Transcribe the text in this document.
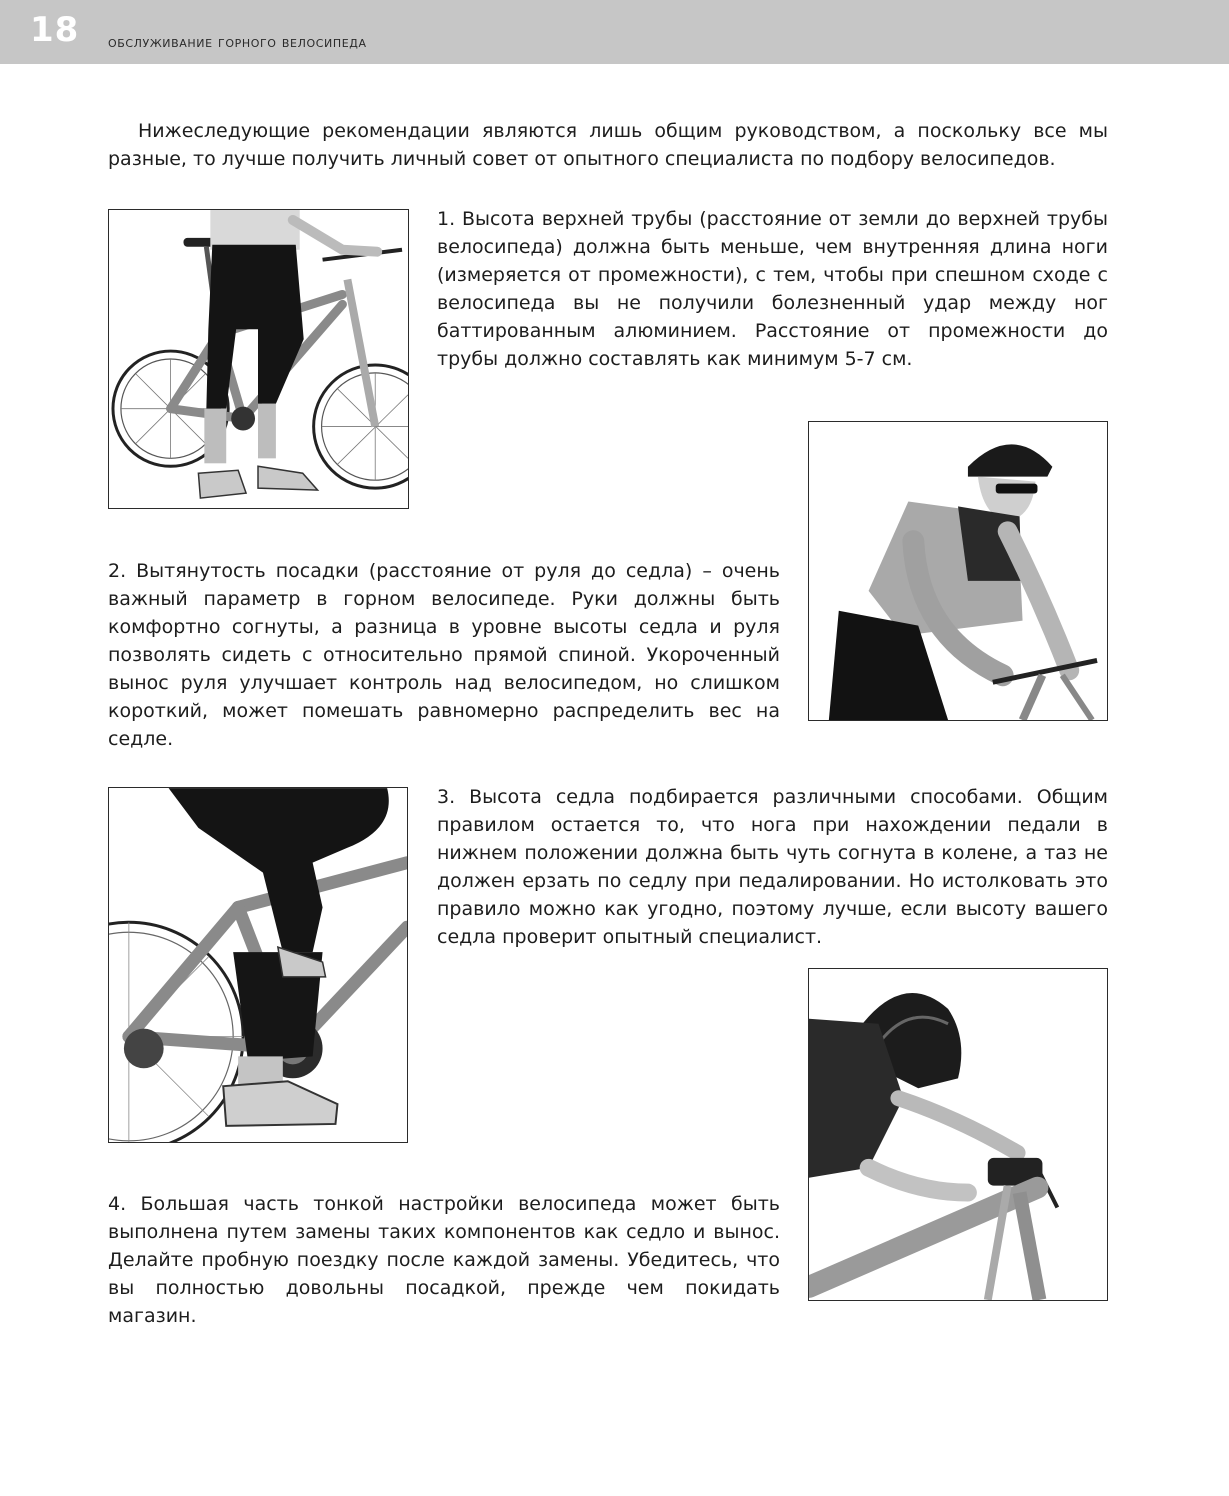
18 обслуживание горного велосипеда

Нижеследующие рекомендации являются лишь общим руководством, а поскольку все мы разные, то лучше получить личный совет от опытного специалиста по подбору велосипедов.

1. Высота верхней трубы (расстояние от земли до верхней трубы велосипеда) должна быть меньше, чем внутренняя длина ноги (измеряется от промежности), с тем, чтобы при спешном сходе с велосипеда вы не получили болезненный удар между ног баттированным алюминием. Расстояние от промежности до трубы должно составлять как минимум 5-7 см.

2. Вытянутость посадки (расстояние от руля до седла) – очень важный параметр в горном велосипеде. Руки должны быть комфортно согнуты, а разница в уровне высоты седла и руля позволять сидеть с относительно прямой спиной. Укороченный вынос руля улучшает контроль над велосипедом, но слишком короткий, может помешать равномерно распределить вес на седле.

3. Высота седла подбирается различными способами. Общим правилом остается то, что нога при нахождении педали в нижнем положении должна быть чуть согнута в колене, а таз не должен ерзать по седлу при педалировании. Но истолковать это правило можно как угодно, поэтому лучше, если высоту вашего седла проверит опытный специалист.

4. Большая часть тонкой настройки велосипеда может быть выполнена путем замены таких компонентов как седло и вынос. Делайте пробную поездку после каждой замены. Убедитесь, что вы полностью довольны посадкой, прежде чем покидать магазин.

=======

* EXERCISE BRIEF:
Repeat each entry above word for word, leaving every picture out.

* FULL SOLUTION:
Transcribe the text in this document.
18 обслуживание горного велосипеда

Нижеследующие рекомендации являются лишь общим руководством, а поскольку все мы разные, то лучше получить личный совет от опытного специалиста по подбору велосипедов.

1. Высота верхней трубы (расстояние от земли до верхней трубы велосипеда) должна быть меньше, чем внутренняя длина ноги (измеряется от промежности), с тем, чтобы при спешном сходе с велосипеда вы не получили болезненный удар между ног баттированным алюминием. Расстояние от промежности до трубы должно составлять как минимум 5-7 см.

2. Вытянутость посадки (расстояние от руля до седла) – очень важный параметр в горном велосипеде. Руки должны быть комфортно согнуты, а разница в уровне высоты седла и руля позволять сидеть с относительно прямой спиной. Укороченный вынос руля улучшает контроль над велосипедом, но слишком короткий, может помешать равномерно распределить вес на седле.

3. Высота седла подбирается различными способами. Общим правилом остается то, что нога при нахождении педали в нижнем положении должна быть чуть согнута в колене, а таз не должен ерзать по седлу при педалировании. Но истолковать это правило можно как угодно, поэтому лучше, если высоту вашего седла проверит опытный специалист.

4. Большая часть тонкой настройки велосипеда может быть выполнена путем замены таких компонентов как седло и вынос. Делайте пробную поездку после каждой замены. Убедитесь, что вы полностью довольны посадкой, прежде чем покидать магазин.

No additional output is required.